Aim
Please quote the material exactly, every line of it.

Dataset items
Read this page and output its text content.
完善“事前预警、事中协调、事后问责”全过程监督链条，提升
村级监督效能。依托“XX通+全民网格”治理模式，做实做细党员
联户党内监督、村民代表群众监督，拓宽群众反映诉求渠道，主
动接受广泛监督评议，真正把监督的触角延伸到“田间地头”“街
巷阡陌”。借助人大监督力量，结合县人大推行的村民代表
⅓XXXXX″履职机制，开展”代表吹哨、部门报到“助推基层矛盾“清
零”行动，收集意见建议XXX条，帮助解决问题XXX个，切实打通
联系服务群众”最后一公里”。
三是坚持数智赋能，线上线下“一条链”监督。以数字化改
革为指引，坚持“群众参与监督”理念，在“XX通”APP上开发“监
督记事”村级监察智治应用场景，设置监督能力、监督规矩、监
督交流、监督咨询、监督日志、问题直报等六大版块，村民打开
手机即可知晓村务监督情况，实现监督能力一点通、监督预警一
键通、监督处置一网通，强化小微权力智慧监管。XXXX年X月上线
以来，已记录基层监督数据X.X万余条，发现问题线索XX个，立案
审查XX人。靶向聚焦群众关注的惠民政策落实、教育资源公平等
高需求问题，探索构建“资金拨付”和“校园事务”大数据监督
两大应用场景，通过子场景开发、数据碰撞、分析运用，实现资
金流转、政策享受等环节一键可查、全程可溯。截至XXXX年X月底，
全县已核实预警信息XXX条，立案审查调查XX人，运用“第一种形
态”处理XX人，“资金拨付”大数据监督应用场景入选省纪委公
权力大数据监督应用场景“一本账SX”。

Solution to this task
Read this page and output its text content.
完善“事前预警、事中协调、事后问责”全过程监督链条，提升
村级监督效能。依托“XX通+全民网格”治理模式，做实做细党员
联户党内监督、村民代表群众监督，拓宽群众反映诉求渠道，主
动接受广泛监督评议，真正把监督的触角延伸到“田间地头”“街
巷阡陌”。借助人大监督力量，结合县人大推行的村民代表
⅓XXXXX″履职机制，开展”代表吹哨、部门报到“助推基层矛盾“清
零”行动，收集意见建议XXX条，帮助解决问题XXX个，切实打通
联系服务群众”最后一公里”。
三是坚持数智赋能，线上线下“一条链”监督。以数字化改
革为指引，坚持“群众参与监督”理念，在“XX通”APP上开发“监
督记事”村级监察智治应用场景，设置监督能力、监督规矩、监
督交流、监督咨询、监督日志、问题直报等六大版块，村民打开
手机即可知晓村务监督情况，实现监督能力一点通、监督预警一
键通、监督处置一网通，强化小微权力智慧监管。XXXX年X月上线
以来，已记录基层监督数据X.X万余条，发现问题线索XX个，立案
审查XX人。靶向聚焦群众关注的惠民政策落实、教育资源公平等
高需求问题，探索构建“资金拨付”和“校园事务”大数据监督
两大应用场景，通过子场景开发、数据碰撞、分析运用，实现资
金流转、政策享受等环节一键可查、全程可溯。截至XXXX年X月底，
全县已核实预警信息XXX条，立案审查调查XX人，运用“第一种形
态”处理XX人，“资金拨付”大数据监督应用场景入选省纪委公
权力大数据监督应用场景“一本账SX”。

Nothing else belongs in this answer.